Repeat, word for word, every line from the line holding "Transcribe this image's" through the final line of the entries below. Skip all pictures.

__________

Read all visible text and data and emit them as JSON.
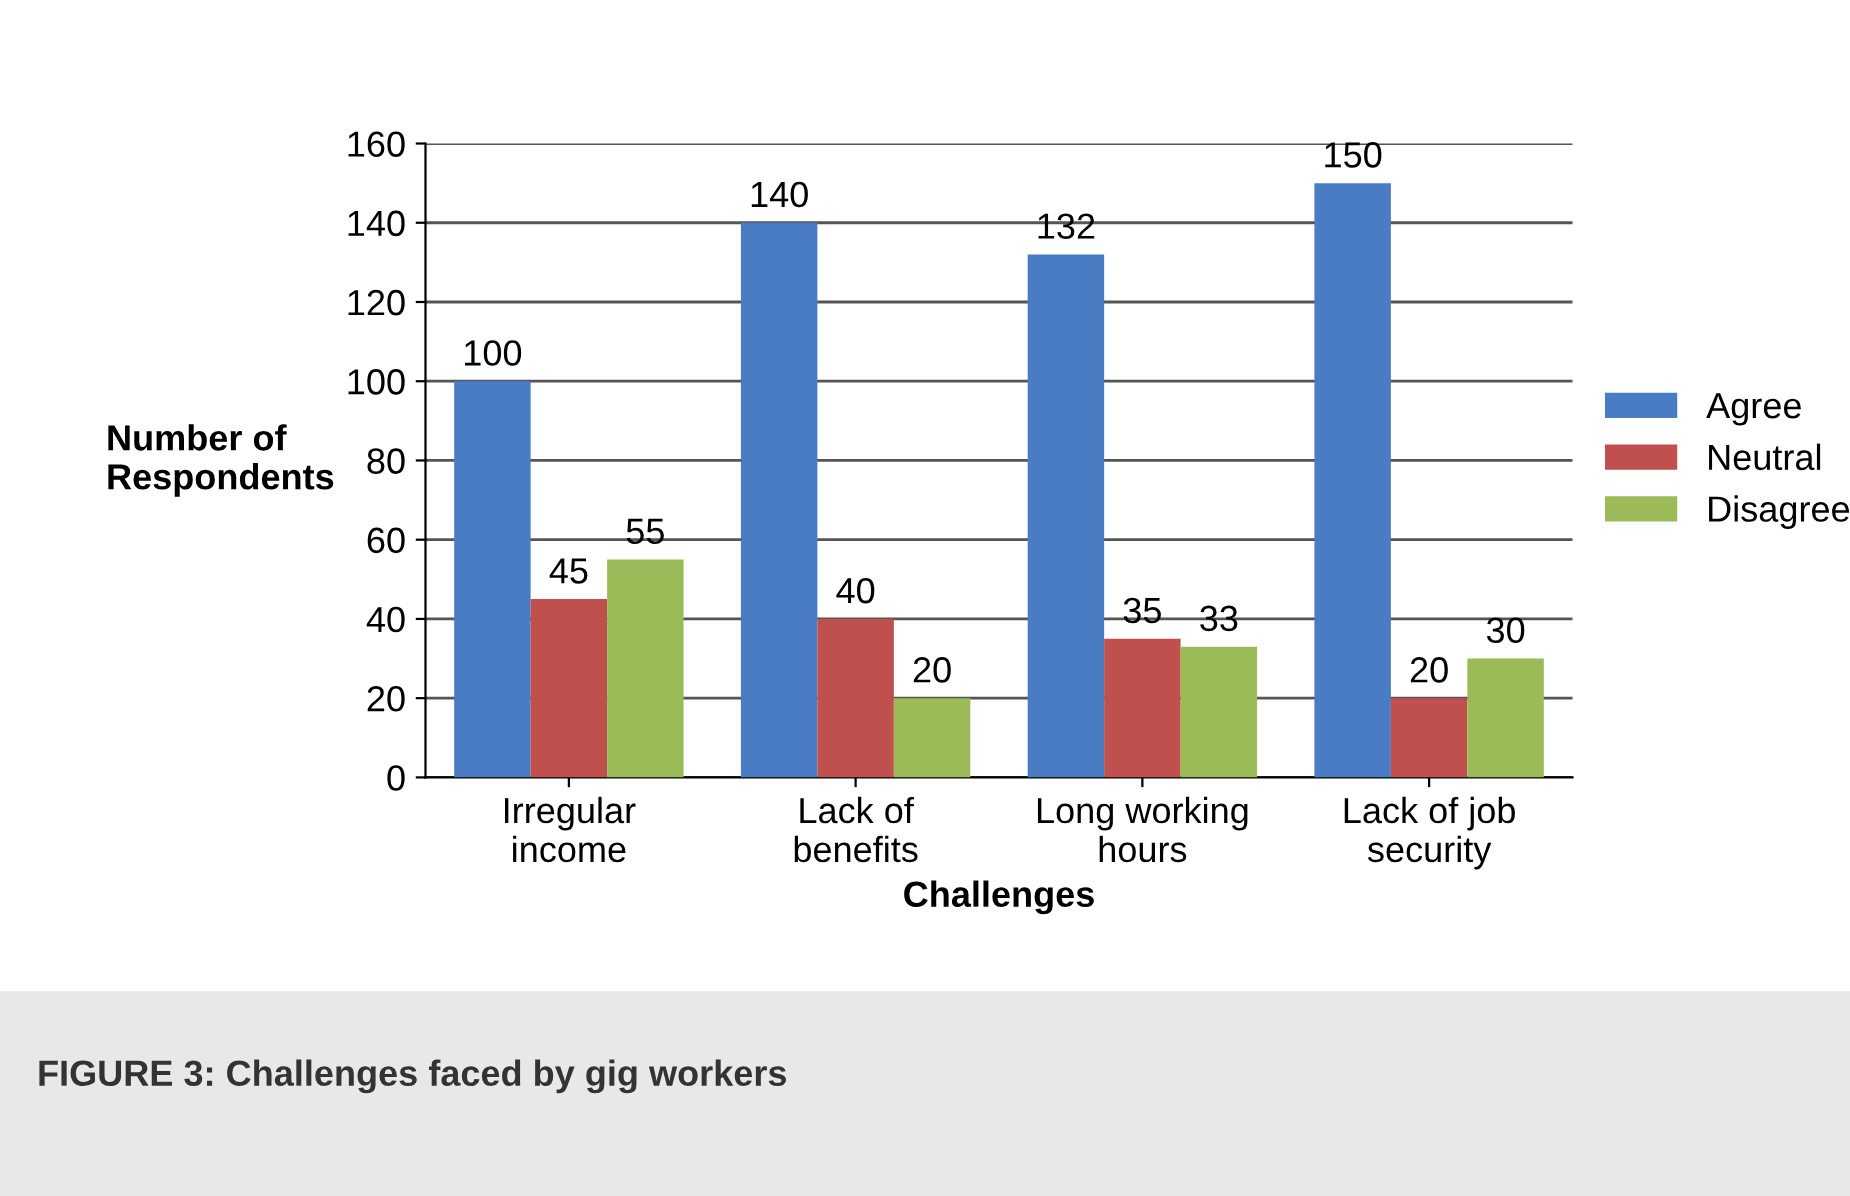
{
  "chart_data": {
    "type": "bar",
    "xlabel": "Challenges",
    "ylabel": "Number of\nRespondents",
    "categories": [
      "Irregular\nincome",
      "Lack of\nbenefits",
      "Long working\nhours",
      "Lack of job\nsecurity"
    ],
    "series": [
      {
        "name": "Agree",
        "color": "#4a7cc4",
        "values": [
          100,
          140,
          132,
          150
        ]
      },
      {
        "name": "Neutral",
        "color": "#c0504d",
        "values": [
          45,
          40,
          35,
          20
        ]
      },
      {
        "name": "Disagree",
        "color": "#9bbb59",
        "values": [
          55,
          20,
          33,
          30
        ]
      }
    ],
    "ylim": [
      0,
      160
    ],
    "yticks": [
      0,
      20,
      40,
      60,
      80,
      100,
      120,
      140,
      160
    ],
    "grid": "y",
    "legend": "right",
    "data_labels": true,
    "annotations": [
      "FIGURE 3: Challenges faced by gig workers"
    ]
  }
}
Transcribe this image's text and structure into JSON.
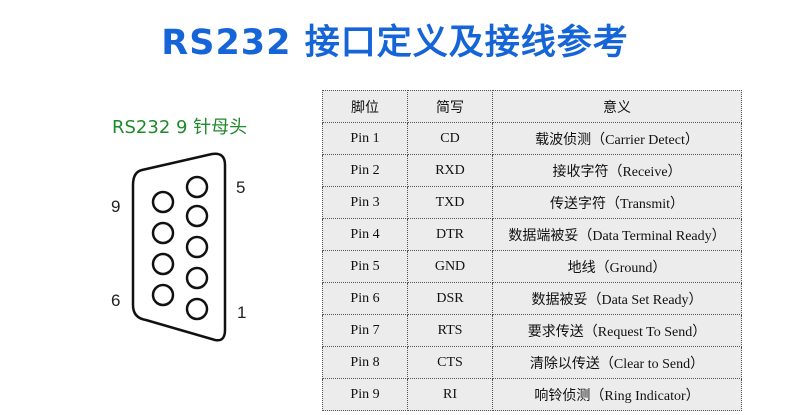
{
  "title": "RS232 接口定义及接线参考",
  "connector": {
    "label": "RS232 9 针母头",
    "pin_labels": {
      "top_right": "5",
      "top_left": "9",
      "bottom_left": "6",
      "bottom_right": "1"
    }
  },
  "table": {
    "headers": [
      "脚位",
      "简写",
      "意义"
    ],
    "rows": [
      [
        "Pin 1",
        "CD",
        "载波侦测（Carrier Detect）"
      ],
      [
        "Pin 2",
        "RXD",
        "接收字符（Receive）"
      ],
      [
        "Pin 3",
        "TXD",
        "传送字符（Transmit）"
      ],
      [
        "Pin 4",
        "DTR",
        "数据端被妥（Data Terminal Ready）"
      ],
      [
        "Pin 5",
        "GND",
        "地线（Ground）"
      ],
      [
        "Pin 6",
        "DSR",
        "数据被妥（Data Set Ready）"
      ],
      [
        "Pin 7",
        "RTS",
        "要求传送（Request To Send）"
      ],
      [
        "Pin 8",
        "CTS",
        "清除以传送（Clear to Send）"
      ],
      [
        "Pin 9",
        "RI",
        "响铃侦测（Ring Indicator）"
      ]
    ]
  },
  "colors": {
    "title": "#1565d8",
    "label": "#1f8a2a",
    "table_bg": "#ececec"
  }
}
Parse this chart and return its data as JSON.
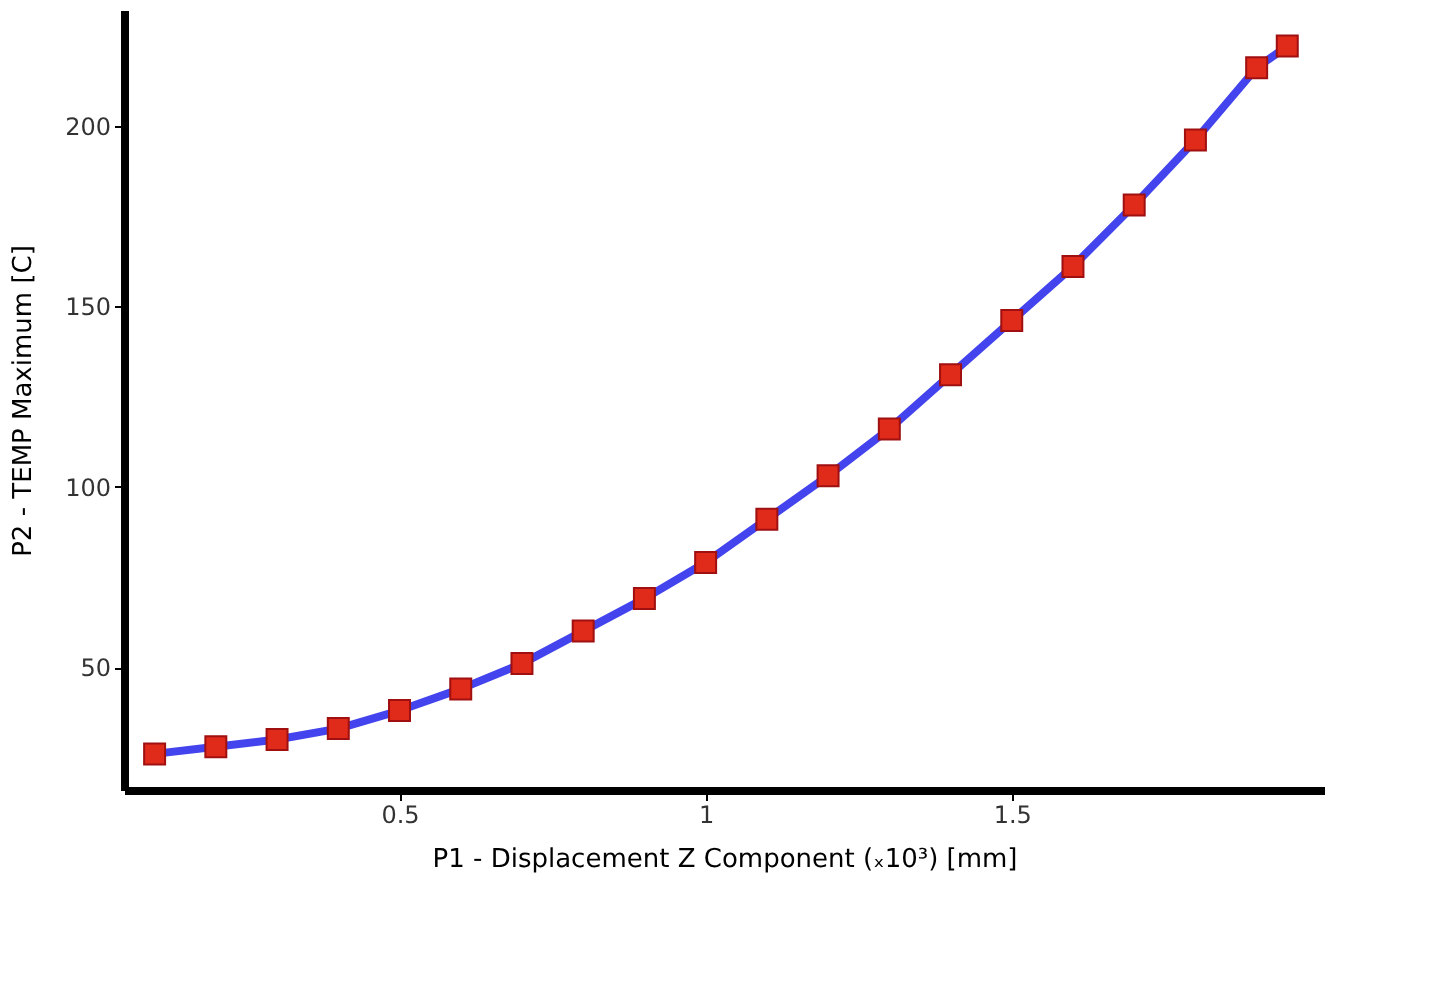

__________

◆ **EXERCISE SOLUTION**
Transcribe this image's text and structure into JSON.
{
  "title": "RS232 接口定义及接线参考",
  "connector": {
    "label": "RS232 9 针母头",
    "pin_labels": {
      "top_right": "5",
      "top_left": "9",
      "bottom_left": "6",
      "bottom_right": "1"
    }
  },
  "table": {
    "headers": [
      "脚位",
      "简写",
      "意义"
    ],
    "rows": [
      [
        "Pin 1",
        "CD",
        "载波侦测（Carrier Detect）"
      ],
      [
        "Pin 2",
        "RXD",
        "接收字符（Receive）"
      ],
      [
        "Pin 3",
        "TXD",
        "传送字符（Transmit）"
      ],
      [
        "Pin 4",
        "DTR",
        "数据端被妥（Data Terminal Ready）"
      ],
      [
        "Pin 5",
        "GND",
        "地线（Ground）"
      ],
      [
        "Pin 6",
        "DSR",
        "数据被妥（Data Set Ready）"
      ],
      [
        "Pin 7",
        "RTS",
        "要求传送（Request To Send）"
      ],
      [
        "Pin 8",
        "CTS",
        "清除以传送（Clear to Send）"
      ],
      [
        "Pin 9",
        "RI",
        "响铃侦测（Ring Indicator）"
      ]
    ]
  },
  "colors": {
    "title": "#1565d8",
    "label": "#1f8a2a",
    "table_bg": "#ececec"
  }
}
Parse this chart and return its data as JSON.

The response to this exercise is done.